### Provided records
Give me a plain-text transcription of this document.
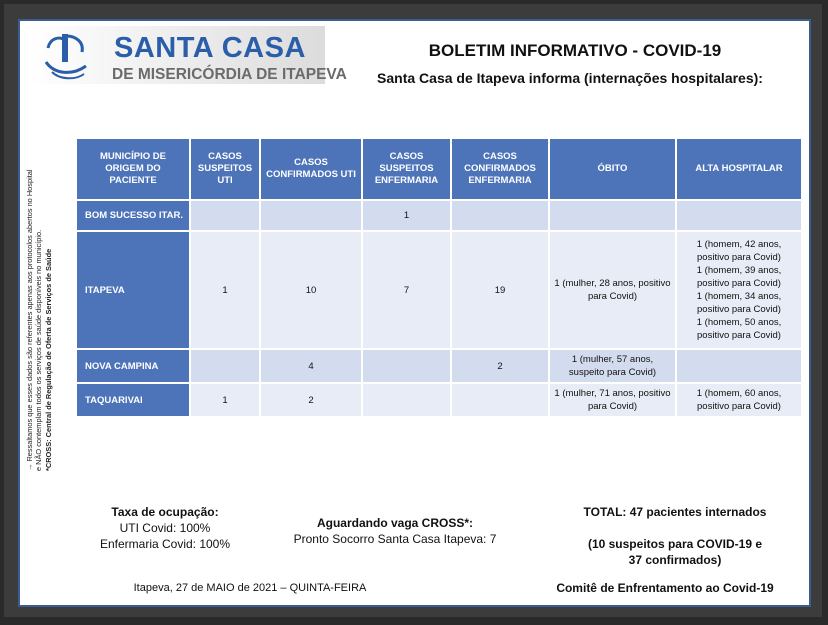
SANTA CASA
DE MISERICÓRDIA DE ITAPEVA
BOLETIM INFORMATIVO - COVID-19
Santa Casa de Itapeva informa (internações hospitalares):
→ Ressaltamos que esses dados são referentes apenas aos protocolos abertos no Hospital e NÃO contemplam todos os serviços de saúde disponíveis no município. *CROSS: Central de Regulação de Oferta de Serviços de Saúde
MUNICÍPIO DE ORIGEM DO PACIENTE	CASOS SUSPEITOS UTI	CASOS CONFIRMADOS UTI	CASOS SUSPEITOS ENFERMARIA	CASOS CONFIRMADOS ENFERMARIA	ÓBITO	ALTA HOSPITALAR
BOM SUCESSO ITAR.			1			
ITAPEVA	1	10	7	19	1 (mulher, 28 anos, positivo para Covid)	1 (homem, 42 anos, positivo para Covid)
1 (homem, 39 anos, positivo para Covid)
1 (homem, 34 anos, positivo para Covid)
1 (homem, 50 anos, positivo para Covid)
NOVA CAMPINA		4		2	1 (mulher, 57 anos, suspeito para Covid)	
TAQUARIVAI	1	2			1 (mulher, 71 anos, positivo para Covid)	1 (homem, 60 anos, positivo para Covid)
Taxa de ocupação:
UTI Covid: 100%
Enfermaria Covid: 100%
Aguardando vaga CROSS*:
Pronto Socorro Santa Casa Itapeva: 7
TOTAL: 47 pacientes internados
(10 suspeitos para COVID-19 e
37 confirmados)
Itapeva, 27 de MAIO de 2021 – QUINTA-FEIRA	Comitê de Enfrentamento ao Covid-19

### Written problem
Without the pictures, write out every entry precisely as it appears.

### Answer in full
Give me a plain-text transcription of this document.
SANTA CASA
DE MISERICÓRDIA DE ITAPEVA
BOLETIM INFORMATIVO - COVID-19
Santa Casa de Itapeva informa (internações hospitalares):
→ Ressaltamos que esses dados são referentes apenas aos protocolos abertos no Hospital e NÃO contemplam todos os serviços de saúde disponíveis no município. *CROSS: Central de Regulação de Oferta de Serviços de Saúde
MUNICÍPIO DE ORIGEM DO PACIENTE	CASOS SUSPEITOS UTI	CASOS CONFIRMADOS UTI	CASOS SUSPEITOS ENFERMARIA	CASOS CONFIRMADOS ENFERMARIA	ÓBITO	ALTA HOSPITALAR
BOM SUCESSO ITAR.			1			
ITAPEVA	1	10	7	19	1 (mulher, 28 anos, positivo para Covid)	1 (homem, 42 anos, positivo para Covid)
1 (homem, 39 anos, positivo para Covid)
1 (homem, 34 anos, positivo para Covid)
1 (homem, 50 anos, positivo para Covid)
NOVA CAMPINA		4		2	1 (mulher, 57 anos, suspeito para Covid)	
TAQUARIVAI	1	2			1 (mulher, 71 anos, positivo para Covid)	1 (homem, 60 anos, positivo para Covid)
Taxa de ocupação:
UTI Covid: 100%
Enfermaria Covid: 100%
Aguardando vaga CROSS*:
Pronto Socorro Santa Casa Itapeva: 7
TOTAL: 47 pacientes internados
(10 suspeitos para COVID-19 e
37 confirmados)
Itapeva, 27 de MAIO de 2021 – QUINTA-FEIRA	Comitê de Enfrentamento ao Covid-19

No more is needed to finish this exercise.